··· SUPPLIED RECORDS ···
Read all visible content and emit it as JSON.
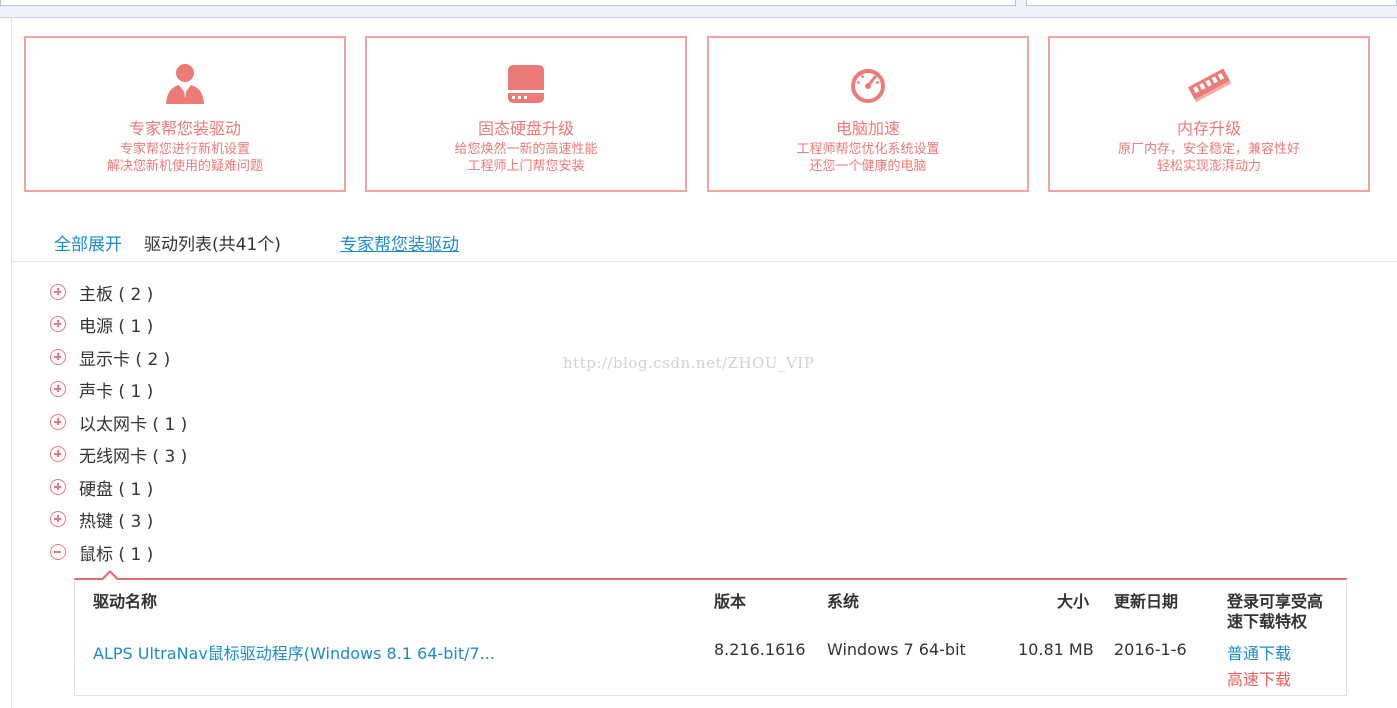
{
  "cards": [
    {
      "icon": "person-icon",
      "title": "专家帮您装驱动",
      "desc_lines": [
        "专家帮您进行新机设置",
        "解决您新机使用的疑难问题"
      ]
    },
    {
      "icon": "ssd-icon",
      "title": "固态硬盘升级",
      "desc_lines": [
        "给您焕然一新的高速性能",
        "工程师上门帮您安装"
      ]
    },
    {
      "icon": "speedometer-icon",
      "title": "电脑加速",
      "desc_lines": [
        "工程师帮您优化系统设置",
        "还您一个健康的电脑"
      ]
    },
    {
      "icon": "memory-icon",
      "title": "内存升级",
      "desc_lines": [
        "原厂内存，安全稳定，兼容性好",
        "轻松实现澎湃动力"
      ]
    }
  ],
  "tabs": {
    "expand_all": "全部展开",
    "driver_list": "驱动列表(共41个)",
    "expert_install": "专家帮您装驱动"
  },
  "categories": [
    {
      "label": "主板 ( 2 )",
      "state": "collapsed"
    },
    {
      "label": "电源 ( 1 )",
      "state": "collapsed"
    },
    {
      "label": "显示卡 ( 2 )",
      "state": "collapsed"
    },
    {
      "label": "声卡 ( 1 )",
      "state": "collapsed"
    },
    {
      "label": "以太网卡 ( 1 )",
      "state": "collapsed"
    },
    {
      "label": "无线网卡 ( 3 )",
      "state": "collapsed"
    },
    {
      "label": "硬盘 ( 1 )",
      "state": "collapsed"
    },
    {
      "label": "热键 ( 3 )",
      "state": "collapsed"
    },
    {
      "label": "鼠标 ( 1 )",
      "state": "expanded"
    }
  ],
  "watermark": "http://blog.csdn.net/ZHOU_VIP",
  "table": {
    "headers": {
      "name": "驱动名称",
      "version": "版本",
      "system": "系统",
      "size": "大小",
      "date": "更新日期",
      "login_line1": "登录可享受高",
      "login_line2": "速下载特权"
    },
    "row": {
      "name": "ALPS UltraNav鼠标驱动程序(Windows 8.1 64-bit/7...",
      "version": "8.216.1616",
      "system": "Windows 7 64-bit",
      "size": "10.81 MB",
      "date": "2016-1-6",
      "normal_download": "普通下载",
      "fast_download": "高速下载"
    }
  },
  "colors": {
    "accent_red": "#ec7a76",
    "link_blue": "#1a8cc8",
    "border_red": "#f1a4a2"
  }
}
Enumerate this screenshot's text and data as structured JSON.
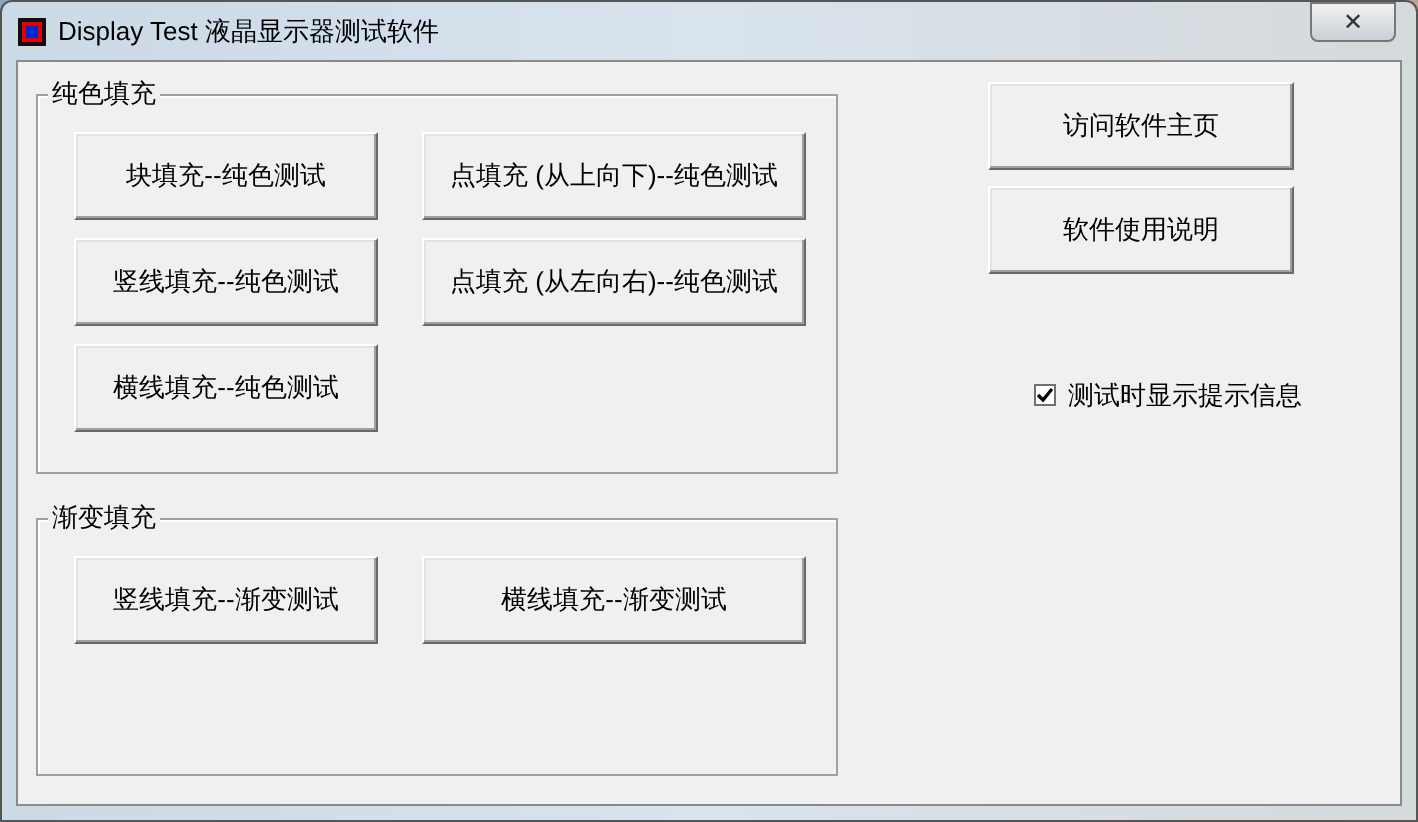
···
§ **SHORT EXERCISE**
Using the data above, write out every line exactly, leaving the images behind.

§ **WRITTEN SOLUTION**
Read all visible content and emit it as JSON.
{
  "cards": [
    {
      "icon": "person-icon",
      "title": "专家帮您装驱动",
      "desc_lines": [
        "专家帮您进行新机设置",
        "解决您新机使用的疑难问题"
      ]
    },
    {
      "icon": "ssd-icon",
      "title": "固态硬盘升级",
      "desc_lines": [
        "给您焕然一新的高速性能",
        "工程师上门帮您安装"
      ]
    },
    {
      "icon": "speedometer-icon",
      "title": "电脑加速",
      "desc_lines": [
        "工程师帮您优化系统设置",
        "还您一个健康的电脑"
      ]
    },
    {
      "icon": "memory-icon",
      "title": "内存升级",
      "desc_lines": [
        "原厂内存，安全稳定，兼容性好",
        "轻松实现澎湃动力"
      ]
    }
  ],
  "tabs": {
    "expand_all": "全部展开",
    "driver_list": "驱动列表(共41个)",
    "expert_install": "专家帮您装驱动"
  },
  "categories": [
    {
      "label": "主板 ( 2 )",
      "state": "collapsed"
    },
    {
      "label": "电源 ( 1 )",
      "state": "collapsed"
    },
    {
      "label": "显示卡 ( 2 )",
      "state": "collapsed"
    },
    {
      "label": "声卡 ( 1 )",
      "state": "collapsed"
    },
    {
      "label": "以太网卡 ( 1 )",
      "state": "collapsed"
    },
    {
      "label": "无线网卡 ( 3 )",
      "state": "collapsed"
    },
    {
      "label": "硬盘 ( 1 )",
      "state": "collapsed"
    },
    {
      "label": "热键 ( 3 )",
      "state": "collapsed"
    },
    {
      "label": "鼠标 ( 1 )",
      "state": "expanded"
    }
  ],
  "watermark": "http://blog.csdn.net/ZHOU_VIP",
  "table": {
    "headers": {
      "name": "驱动名称",
      "version": "版本",
      "system": "系统",
      "size": "大小",
      "date": "更新日期",
      "login_line1": "登录可享受高",
      "login_line2": "速下载特权"
    },
    "row": {
      "name": "ALPS UltraNav鼠标驱动程序(Windows 8.1 64-bit/7...",
      "version": "8.216.1616",
      "system": "Windows 7 64-bit",
      "size": "10.81 MB",
      "date": "2016-1-6",
      "normal_download": "普通下载",
      "fast_download": "高速下载"
    }
  },
  "colors": {
    "accent_red": "#ec7a76",
    "link_blue": "#1a8cc8",
    "border_red": "#f1a4a2"
  }
}
Enumerate this screenshot's text and data as structured JSON.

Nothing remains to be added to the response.